Dataset items
________________________

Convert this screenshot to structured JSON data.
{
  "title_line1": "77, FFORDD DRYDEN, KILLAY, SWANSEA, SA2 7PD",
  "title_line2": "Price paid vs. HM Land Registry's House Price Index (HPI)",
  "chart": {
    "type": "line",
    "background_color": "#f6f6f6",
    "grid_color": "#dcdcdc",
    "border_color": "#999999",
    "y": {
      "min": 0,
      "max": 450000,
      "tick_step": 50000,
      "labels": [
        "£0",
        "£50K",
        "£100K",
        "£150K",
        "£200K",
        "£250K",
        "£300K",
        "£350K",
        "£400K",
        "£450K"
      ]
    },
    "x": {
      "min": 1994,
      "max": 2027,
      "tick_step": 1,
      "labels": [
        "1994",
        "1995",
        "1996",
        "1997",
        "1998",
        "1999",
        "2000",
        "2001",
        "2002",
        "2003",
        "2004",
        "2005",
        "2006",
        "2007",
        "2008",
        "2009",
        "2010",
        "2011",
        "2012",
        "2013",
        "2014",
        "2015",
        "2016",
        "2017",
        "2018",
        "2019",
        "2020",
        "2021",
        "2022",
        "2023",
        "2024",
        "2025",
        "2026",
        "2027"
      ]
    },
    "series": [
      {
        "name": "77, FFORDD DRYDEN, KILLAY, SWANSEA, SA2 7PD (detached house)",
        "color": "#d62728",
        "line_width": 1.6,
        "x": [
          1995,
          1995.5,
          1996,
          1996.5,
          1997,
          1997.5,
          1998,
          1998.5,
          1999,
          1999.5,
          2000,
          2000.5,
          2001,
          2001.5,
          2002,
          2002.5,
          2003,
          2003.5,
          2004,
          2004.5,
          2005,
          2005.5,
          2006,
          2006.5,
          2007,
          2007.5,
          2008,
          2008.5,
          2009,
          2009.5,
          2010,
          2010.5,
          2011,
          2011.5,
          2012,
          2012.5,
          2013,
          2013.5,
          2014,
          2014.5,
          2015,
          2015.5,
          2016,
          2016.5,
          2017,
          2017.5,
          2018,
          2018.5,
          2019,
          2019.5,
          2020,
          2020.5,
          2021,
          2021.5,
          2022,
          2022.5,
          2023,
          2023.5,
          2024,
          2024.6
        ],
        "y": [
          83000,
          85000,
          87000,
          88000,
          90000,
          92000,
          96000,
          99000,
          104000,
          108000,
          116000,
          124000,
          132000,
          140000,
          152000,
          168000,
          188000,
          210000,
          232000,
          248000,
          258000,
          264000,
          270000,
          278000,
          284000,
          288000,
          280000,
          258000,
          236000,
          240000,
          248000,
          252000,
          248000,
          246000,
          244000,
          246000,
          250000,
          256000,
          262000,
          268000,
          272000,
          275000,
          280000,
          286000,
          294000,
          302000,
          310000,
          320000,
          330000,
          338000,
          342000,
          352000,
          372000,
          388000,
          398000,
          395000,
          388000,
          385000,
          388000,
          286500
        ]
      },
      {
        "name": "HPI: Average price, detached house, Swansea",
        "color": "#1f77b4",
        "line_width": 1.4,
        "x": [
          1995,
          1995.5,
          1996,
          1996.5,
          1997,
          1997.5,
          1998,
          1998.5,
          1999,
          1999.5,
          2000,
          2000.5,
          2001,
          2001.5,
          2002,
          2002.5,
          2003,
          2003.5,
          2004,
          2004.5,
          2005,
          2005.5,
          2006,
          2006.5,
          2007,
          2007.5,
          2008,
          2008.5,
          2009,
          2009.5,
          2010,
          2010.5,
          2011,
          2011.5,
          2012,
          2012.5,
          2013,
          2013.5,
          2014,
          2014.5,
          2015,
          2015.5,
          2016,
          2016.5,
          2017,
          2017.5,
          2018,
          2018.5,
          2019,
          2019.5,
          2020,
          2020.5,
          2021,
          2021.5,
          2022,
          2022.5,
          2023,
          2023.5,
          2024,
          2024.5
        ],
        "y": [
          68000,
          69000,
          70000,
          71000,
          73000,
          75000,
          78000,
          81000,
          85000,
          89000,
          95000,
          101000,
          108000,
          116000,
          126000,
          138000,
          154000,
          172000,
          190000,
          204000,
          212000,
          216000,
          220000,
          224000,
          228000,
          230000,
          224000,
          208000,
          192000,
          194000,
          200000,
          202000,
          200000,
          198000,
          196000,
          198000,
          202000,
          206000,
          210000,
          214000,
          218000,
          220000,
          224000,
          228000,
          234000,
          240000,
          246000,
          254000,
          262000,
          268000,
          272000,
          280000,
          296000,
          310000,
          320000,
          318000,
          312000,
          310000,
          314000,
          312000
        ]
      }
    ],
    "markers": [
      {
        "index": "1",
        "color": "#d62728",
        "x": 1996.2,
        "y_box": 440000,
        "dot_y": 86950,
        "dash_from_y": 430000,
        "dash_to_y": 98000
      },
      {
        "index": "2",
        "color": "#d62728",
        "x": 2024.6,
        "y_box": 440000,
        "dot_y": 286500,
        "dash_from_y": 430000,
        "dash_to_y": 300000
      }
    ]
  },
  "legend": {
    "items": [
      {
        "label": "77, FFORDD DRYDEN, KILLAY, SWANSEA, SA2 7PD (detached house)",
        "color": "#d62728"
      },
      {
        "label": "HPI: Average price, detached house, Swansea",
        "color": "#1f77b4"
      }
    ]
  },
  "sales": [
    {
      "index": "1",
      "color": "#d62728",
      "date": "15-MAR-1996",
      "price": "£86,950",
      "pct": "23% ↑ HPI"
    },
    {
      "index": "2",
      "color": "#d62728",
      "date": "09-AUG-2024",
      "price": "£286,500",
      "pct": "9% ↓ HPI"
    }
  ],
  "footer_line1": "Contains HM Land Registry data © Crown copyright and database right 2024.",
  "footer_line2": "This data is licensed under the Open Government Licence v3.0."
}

________________________

- _What is needed_:
Go back to the listing above and please repeat it exactly.

- _Complete output_:
Convert this screenshot to structured JSON data.
{
  "title_line1": "77, FFORDD DRYDEN, KILLAY, SWANSEA, SA2 7PD",
  "title_line2": "Price paid vs. HM Land Registry's House Price Index (HPI)",
  "chart": {
    "type": "line",
    "background_color": "#f6f6f6",
    "grid_color": "#dcdcdc",
    "border_color": "#999999",
    "y": {
      "min": 0,
      "max": 450000,
      "tick_step": 50000,
      "labels": [
        "£0",
        "£50K",
        "£100K",
        "£150K",
        "£200K",
        "£250K",
        "£300K",
        "£350K",
        "£400K",
        "£450K"
      ]
    },
    "x": {
      "min": 1994,
      "max": 2027,
      "tick_step": 1,
      "labels": [
        "1994",
        "1995",
        "1996",
        "1997",
        "1998",
        "1999",
        "2000",
        "2001",
        "2002",
        "2003",
        "2004",
        "2005",
        "2006",
        "2007",
        "2008",
        "2009",
        "2010",
        "2011",
        "2012",
        "2013",
        "2014",
        "2015",
        "2016",
        "2017",
        "2018",
        "2019",
        "2020",
        "2021",
        "2022",
        "2023",
        "2024",
        "2025",
        "2026",
        "2027"
      ]
    },
    "series": [
      {
        "name": "77, FFORDD DRYDEN, KILLAY, SWANSEA, SA2 7PD (detached house)",
        "color": "#d62728",
        "line_width": 1.6,
        "x": [
          1995,
          1995.5,
          1996,
          1996.5,
          1997,
          1997.5,
          1998,
          1998.5,
          1999,
          1999.5,
          2000,
          2000.5,
          2001,
          2001.5,
          2002,
          2002.5,
          2003,
          2003.5,
          2004,
          2004.5,
          2005,
          2005.5,
          2006,
          2006.5,
          2007,
          2007.5,
          2008,
          2008.5,
          2009,
          2009.5,
          2010,
          2010.5,
          2011,
          2011.5,
          2012,
          2012.5,
          2013,
          2013.5,
          2014,
          2014.5,
          2015,
          2015.5,
          2016,
          2016.5,
          2017,
          2017.5,
          2018,
          2018.5,
          2019,
          2019.5,
          2020,
          2020.5,
          2021,
          2021.5,
          2022,
          2022.5,
          2023,
          2023.5,
          2024,
          2024.6
        ],
        "y": [
          83000,
          85000,
          87000,
          88000,
          90000,
          92000,
          96000,
          99000,
          104000,
          108000,
          116000,
          124000,
          132000,
          140000,
          152000,
          168000,
          188000,
          210000,
          232000,
          248000,
          258000,
          264000,
          270000,
          278000,
          284000,
          288000,
          280000,
          258000,
          236000,
          240000,
          248000,
          252000,
          248000,
          246000,
          244000,
          246000,
          250000,
          256000,
          262000,
          268000,
          272000,
          275000,
          280000,
          286000,
          294000,
          302000,
          310000,
          320000,
          330000,
          338000,
          342000,
          352000,
          372000,
          388000,
          398000,
          395000,
          388000,
          385000,
          388000,
          286500
        ]
      },
      {
        "name": "HPI: Average price, detached house, Swansea",
        "color": "#1f77b4",
        "line_width": 1.4,
        "x": [
          1995,
          1995.5,
          1996,
          1996.5,
          1997,
          1997.5,
          1998,
          1998.5,
          1999,
          1999.5,
          2000,
          2000.5,
          2001,
          2001.5,
          2002,
          2002.5,
          2003,
          2003.5,
          2004,
          2004.5,
          2005,
          2005.5,
          2006,
          2006.5,
          2007,
          2007.5,
          2008,
          2008.5,
          2009,
          2009.5,
          2010,
          2010.5,
          2011,
          2011.5,
          2012,
          2012.5,
          2013,
          2013.5,
          2014,
          2014.5,
          2015,
          2015.5,
          2016,
          2016.5,
          2017,
          2017.5,
          2018,
          2018.5,
          2019,
          2019.5,
          2020,
          2020.5,
          2021,
          2021.5,
          2022,
          2022.5,
          2023,
          2023.5,
          2024,
          2024.5
        ],
        "y": [
          68000,
          69000,
          70000,
          71000,
          73000,
          75000,
          78000,
          81000,
          85000,
          89000,
          95000,
          101000,
          108000,
          116000,
          126000,
          138000,
          154000,
          172000,
          190000,
          204000,
          212000,
          216000,
          220000,
          224000,
          228000,
          230000,
          224000,
          208000,
          192000,
          194000,
          200000,
          202000,
          200000,
          198000,
          196000,
          198000,
          202000,
          206000,
          210000,
          214000,
          218000,
          220000,
          224000,
          228000,
          234000,
          240000,
          246000,
          254000,
          262000,
          268000,
          272000,
          280000,
          296000,
          310000,
          320000,
          318000,
          312000,
          310000,
          314000,
          312000
        ]
      }
    ],
    "markers": [
      {
        "index": "1",
        "color": "#d62728",
        "x": 1996.2,
        "y_box": 440000,
        "dot_y": 86950,
        "dash_from_y": 430000,
        "dash_to_y": 98000
      },
      {
        "index": "2",
        "color": "#d62728",
        "x": 2024.6,
        "y_box": 440000,
        "dot_y": 286500,
        "dash_from_y": 430000,
        "dash_to_y": 300000
      }
    ]
  },
  "legend": {
    "items": [
      {
        "label": "77, FFORDD DRYDEN, KILLAY, SWANSEA, SA2 7PD (detached house)",
        "color": "#d62728"
      },
      {
        "label": "HPI: Average price, detached house, Swansea",
        "color": "#1f77b4"
      }
    ]
  },
  "sales": [
    {
      "index": "1",
      "color": "#d62728",
      "date": "15-MAR-1996",
      "price": "£86,950",
      "pct": "23% ↑ HPI"
    },
    {
      "index": "2",
      "color": "#d62728",
      "date": "09-AUG-2024",
      "price": "£286,500",
      "pct": "9% ↓ HPI"
    }
  ],
  "footer_line1": "Contains HM Land Registry data © Crown copyright and database right 2024.",
  "footer_line2": "This data is licensed under the Open Government Licence v3.0."
}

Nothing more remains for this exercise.